■ What is required:
Search the listing below for the string "Cruiser" and copy every line where it occurs.

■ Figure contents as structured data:
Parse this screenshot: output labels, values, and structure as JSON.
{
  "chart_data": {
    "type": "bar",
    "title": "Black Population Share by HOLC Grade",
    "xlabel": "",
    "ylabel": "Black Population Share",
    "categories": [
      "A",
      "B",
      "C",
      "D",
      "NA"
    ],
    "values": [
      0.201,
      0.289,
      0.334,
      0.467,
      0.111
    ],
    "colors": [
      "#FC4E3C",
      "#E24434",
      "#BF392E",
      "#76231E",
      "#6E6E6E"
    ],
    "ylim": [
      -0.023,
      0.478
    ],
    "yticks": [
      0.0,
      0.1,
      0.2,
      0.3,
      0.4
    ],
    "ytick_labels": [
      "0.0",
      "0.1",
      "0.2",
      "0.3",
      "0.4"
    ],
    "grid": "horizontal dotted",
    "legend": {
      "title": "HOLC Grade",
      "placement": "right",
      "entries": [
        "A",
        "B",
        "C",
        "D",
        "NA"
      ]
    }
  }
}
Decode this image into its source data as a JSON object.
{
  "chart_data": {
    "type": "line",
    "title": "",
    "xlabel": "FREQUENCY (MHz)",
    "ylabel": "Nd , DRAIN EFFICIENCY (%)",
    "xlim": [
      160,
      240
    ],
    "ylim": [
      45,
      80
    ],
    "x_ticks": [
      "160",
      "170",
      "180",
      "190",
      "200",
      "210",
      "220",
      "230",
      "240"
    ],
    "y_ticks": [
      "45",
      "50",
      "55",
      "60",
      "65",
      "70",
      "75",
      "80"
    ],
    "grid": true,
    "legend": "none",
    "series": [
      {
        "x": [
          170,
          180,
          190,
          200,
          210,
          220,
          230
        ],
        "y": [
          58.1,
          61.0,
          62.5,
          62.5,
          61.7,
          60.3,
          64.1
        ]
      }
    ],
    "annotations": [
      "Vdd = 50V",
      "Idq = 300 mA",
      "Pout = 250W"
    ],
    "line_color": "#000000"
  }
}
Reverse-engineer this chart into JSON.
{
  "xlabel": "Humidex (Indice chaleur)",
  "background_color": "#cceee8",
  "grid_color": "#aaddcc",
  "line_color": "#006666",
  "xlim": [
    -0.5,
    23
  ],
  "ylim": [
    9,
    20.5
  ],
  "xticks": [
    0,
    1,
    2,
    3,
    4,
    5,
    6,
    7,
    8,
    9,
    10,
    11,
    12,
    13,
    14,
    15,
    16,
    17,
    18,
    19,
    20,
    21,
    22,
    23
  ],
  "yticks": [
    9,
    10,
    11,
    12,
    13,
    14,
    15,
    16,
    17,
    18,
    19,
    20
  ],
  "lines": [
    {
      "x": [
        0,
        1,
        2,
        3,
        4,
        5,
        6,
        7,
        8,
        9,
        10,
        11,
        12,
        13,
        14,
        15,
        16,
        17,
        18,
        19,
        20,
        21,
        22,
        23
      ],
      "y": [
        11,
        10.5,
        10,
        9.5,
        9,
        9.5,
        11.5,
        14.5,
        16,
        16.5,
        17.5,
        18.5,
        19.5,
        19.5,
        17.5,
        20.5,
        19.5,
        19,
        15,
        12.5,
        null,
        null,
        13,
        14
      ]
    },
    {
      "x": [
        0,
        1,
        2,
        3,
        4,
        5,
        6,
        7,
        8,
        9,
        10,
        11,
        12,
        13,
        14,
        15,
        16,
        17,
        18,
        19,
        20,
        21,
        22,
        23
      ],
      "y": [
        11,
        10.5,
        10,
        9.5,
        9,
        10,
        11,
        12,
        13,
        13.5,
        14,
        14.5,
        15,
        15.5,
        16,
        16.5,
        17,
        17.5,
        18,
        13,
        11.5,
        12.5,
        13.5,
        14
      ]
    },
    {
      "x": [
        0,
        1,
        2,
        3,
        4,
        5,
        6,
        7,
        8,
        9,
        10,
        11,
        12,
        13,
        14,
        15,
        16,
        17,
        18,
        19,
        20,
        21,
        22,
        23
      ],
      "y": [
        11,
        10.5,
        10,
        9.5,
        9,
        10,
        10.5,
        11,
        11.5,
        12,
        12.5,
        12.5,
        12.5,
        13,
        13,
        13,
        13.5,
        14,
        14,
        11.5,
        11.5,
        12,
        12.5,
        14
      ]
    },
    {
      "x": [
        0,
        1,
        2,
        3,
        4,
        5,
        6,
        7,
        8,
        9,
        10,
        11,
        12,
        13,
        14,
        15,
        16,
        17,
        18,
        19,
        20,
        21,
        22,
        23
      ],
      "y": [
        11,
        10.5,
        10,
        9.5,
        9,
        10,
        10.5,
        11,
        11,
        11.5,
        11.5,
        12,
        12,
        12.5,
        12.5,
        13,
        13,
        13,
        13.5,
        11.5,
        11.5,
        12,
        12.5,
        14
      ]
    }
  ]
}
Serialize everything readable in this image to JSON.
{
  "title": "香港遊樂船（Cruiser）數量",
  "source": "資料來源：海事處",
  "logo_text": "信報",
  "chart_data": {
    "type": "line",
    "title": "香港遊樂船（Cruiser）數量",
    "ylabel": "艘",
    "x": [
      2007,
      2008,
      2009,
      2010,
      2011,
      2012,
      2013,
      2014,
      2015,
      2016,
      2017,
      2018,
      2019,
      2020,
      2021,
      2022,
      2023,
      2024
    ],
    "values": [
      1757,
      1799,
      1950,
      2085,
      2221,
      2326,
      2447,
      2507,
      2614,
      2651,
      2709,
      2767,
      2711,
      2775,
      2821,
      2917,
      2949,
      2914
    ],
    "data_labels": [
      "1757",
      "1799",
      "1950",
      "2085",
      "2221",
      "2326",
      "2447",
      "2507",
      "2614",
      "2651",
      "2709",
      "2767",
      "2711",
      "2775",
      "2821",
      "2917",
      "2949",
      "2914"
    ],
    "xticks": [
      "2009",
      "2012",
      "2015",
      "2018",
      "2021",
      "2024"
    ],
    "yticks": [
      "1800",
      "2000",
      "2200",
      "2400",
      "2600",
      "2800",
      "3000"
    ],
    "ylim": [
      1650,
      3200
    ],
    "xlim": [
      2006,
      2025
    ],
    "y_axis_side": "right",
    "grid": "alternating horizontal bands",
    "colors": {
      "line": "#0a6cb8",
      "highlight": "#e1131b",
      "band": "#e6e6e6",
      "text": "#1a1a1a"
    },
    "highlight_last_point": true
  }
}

■ Solved exercise:
  "title": "香港遊樂船（Cruiser）數量",
    "title": "香港遊樂船（Cruiser）數量",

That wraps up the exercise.